What this task involves. Each line of the material below that holds the word "more" needs to be copied.

(Some records)
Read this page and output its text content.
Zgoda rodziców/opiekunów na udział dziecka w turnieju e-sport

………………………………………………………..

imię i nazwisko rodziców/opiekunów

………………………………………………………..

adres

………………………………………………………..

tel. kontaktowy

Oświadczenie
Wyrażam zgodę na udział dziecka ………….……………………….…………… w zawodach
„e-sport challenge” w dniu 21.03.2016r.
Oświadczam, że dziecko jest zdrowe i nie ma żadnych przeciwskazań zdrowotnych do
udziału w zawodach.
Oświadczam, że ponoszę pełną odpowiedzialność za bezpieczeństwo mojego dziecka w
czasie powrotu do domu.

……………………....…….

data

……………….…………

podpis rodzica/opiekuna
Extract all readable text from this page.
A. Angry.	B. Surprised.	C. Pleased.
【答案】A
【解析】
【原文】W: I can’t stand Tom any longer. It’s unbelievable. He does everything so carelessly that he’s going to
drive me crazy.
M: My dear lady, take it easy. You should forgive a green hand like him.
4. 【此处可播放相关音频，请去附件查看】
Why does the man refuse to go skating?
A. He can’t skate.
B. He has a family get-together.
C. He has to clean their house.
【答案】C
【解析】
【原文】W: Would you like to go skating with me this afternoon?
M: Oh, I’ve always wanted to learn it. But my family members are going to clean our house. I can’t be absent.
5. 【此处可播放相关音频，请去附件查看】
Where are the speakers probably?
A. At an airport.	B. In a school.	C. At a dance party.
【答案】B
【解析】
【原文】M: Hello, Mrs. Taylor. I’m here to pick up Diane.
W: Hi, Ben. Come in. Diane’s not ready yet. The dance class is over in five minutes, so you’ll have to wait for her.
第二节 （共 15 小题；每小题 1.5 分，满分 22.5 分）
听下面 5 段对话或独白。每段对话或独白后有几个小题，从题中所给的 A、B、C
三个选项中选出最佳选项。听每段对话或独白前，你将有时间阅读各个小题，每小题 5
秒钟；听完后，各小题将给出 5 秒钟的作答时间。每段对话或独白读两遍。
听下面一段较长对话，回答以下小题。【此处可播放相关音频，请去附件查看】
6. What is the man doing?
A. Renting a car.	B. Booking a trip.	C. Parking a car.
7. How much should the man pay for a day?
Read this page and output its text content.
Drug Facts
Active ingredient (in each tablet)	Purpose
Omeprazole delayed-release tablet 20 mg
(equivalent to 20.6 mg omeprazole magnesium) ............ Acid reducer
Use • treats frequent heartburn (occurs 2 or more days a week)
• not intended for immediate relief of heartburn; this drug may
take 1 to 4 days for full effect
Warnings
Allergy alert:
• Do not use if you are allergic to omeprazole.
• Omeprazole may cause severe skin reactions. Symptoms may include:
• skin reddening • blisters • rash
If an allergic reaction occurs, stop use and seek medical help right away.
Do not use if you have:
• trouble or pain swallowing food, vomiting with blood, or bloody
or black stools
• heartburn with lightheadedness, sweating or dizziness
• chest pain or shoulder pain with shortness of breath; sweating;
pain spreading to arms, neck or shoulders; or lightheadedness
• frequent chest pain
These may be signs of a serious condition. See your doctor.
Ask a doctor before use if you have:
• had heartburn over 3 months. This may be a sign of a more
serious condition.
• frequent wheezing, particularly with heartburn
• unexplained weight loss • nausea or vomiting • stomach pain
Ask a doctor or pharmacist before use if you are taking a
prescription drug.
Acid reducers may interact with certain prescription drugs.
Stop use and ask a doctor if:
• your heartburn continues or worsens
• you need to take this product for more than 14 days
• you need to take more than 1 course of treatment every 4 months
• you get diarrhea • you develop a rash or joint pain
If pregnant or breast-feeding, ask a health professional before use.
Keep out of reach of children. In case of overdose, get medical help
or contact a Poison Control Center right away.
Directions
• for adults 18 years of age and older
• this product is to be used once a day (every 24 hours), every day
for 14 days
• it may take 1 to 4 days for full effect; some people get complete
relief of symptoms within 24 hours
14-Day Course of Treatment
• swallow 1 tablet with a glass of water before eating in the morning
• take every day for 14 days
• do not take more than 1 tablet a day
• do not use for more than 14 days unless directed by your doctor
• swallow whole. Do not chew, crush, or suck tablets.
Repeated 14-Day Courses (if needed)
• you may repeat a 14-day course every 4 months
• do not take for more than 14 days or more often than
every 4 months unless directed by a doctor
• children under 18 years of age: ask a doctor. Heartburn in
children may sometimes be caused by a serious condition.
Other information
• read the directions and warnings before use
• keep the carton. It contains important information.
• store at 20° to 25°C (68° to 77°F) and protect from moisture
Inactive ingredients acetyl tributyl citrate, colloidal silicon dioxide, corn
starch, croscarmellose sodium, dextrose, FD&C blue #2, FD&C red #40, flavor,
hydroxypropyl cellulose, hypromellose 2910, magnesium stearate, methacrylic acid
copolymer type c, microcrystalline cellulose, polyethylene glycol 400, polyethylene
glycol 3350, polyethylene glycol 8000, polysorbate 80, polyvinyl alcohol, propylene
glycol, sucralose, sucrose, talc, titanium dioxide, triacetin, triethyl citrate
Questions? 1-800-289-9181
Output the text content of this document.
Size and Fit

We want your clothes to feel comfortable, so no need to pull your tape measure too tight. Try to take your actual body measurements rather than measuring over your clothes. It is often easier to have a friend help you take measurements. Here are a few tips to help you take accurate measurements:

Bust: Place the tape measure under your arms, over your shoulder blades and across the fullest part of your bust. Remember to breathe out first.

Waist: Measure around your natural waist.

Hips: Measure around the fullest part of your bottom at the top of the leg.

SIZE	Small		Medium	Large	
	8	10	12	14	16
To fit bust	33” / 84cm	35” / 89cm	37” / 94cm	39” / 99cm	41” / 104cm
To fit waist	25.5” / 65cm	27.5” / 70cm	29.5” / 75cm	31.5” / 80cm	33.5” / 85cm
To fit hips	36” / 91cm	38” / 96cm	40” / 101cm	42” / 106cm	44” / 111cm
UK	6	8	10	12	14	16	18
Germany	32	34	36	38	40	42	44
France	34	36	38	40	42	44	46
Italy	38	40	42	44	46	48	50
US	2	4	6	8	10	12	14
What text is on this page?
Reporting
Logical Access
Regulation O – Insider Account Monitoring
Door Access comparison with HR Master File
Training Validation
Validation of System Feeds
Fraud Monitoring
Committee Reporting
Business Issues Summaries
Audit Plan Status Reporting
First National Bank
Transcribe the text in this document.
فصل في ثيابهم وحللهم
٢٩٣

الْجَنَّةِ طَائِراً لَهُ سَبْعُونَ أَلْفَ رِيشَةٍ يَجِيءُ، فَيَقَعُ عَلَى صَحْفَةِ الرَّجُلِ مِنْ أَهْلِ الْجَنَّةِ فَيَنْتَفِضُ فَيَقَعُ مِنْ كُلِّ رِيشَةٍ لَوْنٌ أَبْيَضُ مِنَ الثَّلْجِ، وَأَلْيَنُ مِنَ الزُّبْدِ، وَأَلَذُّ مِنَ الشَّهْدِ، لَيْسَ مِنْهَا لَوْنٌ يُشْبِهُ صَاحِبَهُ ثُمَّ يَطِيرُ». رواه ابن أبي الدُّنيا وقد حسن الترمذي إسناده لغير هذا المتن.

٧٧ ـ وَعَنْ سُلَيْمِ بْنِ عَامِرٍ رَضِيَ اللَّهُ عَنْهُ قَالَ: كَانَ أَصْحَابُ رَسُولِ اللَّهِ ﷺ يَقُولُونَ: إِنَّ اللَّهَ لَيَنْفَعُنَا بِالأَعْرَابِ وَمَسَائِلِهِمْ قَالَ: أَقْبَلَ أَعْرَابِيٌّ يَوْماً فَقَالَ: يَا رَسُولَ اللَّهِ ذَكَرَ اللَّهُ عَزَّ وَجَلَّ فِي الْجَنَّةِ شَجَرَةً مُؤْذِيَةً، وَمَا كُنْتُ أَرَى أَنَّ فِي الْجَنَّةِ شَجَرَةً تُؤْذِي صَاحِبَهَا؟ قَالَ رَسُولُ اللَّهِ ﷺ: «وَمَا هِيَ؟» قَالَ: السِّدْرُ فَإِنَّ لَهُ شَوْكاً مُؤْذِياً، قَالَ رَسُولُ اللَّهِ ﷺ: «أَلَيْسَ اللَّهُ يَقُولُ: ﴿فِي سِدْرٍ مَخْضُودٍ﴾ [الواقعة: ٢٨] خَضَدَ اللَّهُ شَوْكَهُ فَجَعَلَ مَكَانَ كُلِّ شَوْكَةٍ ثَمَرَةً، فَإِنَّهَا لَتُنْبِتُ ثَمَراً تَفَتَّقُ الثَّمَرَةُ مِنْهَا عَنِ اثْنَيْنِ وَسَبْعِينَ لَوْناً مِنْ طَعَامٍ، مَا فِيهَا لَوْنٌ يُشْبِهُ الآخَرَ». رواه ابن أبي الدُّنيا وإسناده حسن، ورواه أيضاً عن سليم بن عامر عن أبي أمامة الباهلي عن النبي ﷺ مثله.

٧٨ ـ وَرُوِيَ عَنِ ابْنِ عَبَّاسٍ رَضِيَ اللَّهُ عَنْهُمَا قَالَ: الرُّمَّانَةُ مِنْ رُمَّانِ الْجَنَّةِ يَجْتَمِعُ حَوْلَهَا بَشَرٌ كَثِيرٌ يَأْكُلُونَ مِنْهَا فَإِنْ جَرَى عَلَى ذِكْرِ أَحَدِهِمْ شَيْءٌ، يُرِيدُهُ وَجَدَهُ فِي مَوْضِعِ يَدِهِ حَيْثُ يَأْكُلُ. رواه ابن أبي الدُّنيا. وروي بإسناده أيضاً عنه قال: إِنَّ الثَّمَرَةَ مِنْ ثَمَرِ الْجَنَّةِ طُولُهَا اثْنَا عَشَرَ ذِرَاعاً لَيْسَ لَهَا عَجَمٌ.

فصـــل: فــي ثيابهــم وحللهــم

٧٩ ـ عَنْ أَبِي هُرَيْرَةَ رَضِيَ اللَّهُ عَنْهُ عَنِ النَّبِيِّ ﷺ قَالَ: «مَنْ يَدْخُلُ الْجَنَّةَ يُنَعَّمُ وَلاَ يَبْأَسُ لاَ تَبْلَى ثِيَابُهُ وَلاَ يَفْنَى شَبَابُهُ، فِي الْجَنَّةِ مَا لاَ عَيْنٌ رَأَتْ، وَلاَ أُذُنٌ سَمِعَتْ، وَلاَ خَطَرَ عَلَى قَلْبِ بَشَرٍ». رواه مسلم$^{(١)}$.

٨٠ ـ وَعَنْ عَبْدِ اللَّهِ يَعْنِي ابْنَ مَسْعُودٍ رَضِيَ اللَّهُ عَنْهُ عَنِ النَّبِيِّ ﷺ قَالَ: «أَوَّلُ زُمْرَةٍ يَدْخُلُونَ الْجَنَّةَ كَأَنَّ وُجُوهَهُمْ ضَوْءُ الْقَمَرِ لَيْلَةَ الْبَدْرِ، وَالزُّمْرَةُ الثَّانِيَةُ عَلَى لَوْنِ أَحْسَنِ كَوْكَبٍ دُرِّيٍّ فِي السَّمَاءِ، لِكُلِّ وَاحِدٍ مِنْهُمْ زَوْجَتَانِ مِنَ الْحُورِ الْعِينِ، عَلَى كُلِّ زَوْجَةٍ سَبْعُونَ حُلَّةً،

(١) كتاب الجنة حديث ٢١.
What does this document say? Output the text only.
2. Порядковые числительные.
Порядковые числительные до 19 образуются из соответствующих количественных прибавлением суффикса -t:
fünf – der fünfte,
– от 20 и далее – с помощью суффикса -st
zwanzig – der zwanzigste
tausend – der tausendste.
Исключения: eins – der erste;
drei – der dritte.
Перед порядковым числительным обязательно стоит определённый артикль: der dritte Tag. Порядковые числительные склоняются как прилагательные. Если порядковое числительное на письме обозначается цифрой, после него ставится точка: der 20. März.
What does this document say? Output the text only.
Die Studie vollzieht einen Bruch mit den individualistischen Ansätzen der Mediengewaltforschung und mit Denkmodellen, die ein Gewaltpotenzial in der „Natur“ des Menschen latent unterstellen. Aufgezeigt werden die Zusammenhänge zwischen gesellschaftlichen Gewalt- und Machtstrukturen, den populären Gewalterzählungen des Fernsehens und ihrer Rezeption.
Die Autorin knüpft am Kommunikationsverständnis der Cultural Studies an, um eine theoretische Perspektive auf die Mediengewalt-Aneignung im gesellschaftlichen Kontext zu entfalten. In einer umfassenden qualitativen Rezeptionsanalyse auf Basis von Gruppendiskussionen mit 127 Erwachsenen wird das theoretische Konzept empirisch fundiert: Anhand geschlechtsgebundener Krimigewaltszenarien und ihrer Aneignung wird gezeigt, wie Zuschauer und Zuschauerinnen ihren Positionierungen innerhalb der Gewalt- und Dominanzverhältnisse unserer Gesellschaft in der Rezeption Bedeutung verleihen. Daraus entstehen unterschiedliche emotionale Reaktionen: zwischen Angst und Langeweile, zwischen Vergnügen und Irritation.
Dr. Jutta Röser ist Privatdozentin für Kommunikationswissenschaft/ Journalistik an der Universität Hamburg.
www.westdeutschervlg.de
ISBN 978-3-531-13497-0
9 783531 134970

Task result.
Use • treats frequent heartburn (occurs 2 or more days a week)
• had heartburn over 3 months. This may be a sign of a more
• you need to take this product for more than 14 days
• you need to take more than 1 course of treatment every 4 months
• do not take more than 1 tablet a day
• do not use for more than 14 days unless directed by your doctor
• do not take for more than 14 days or more often than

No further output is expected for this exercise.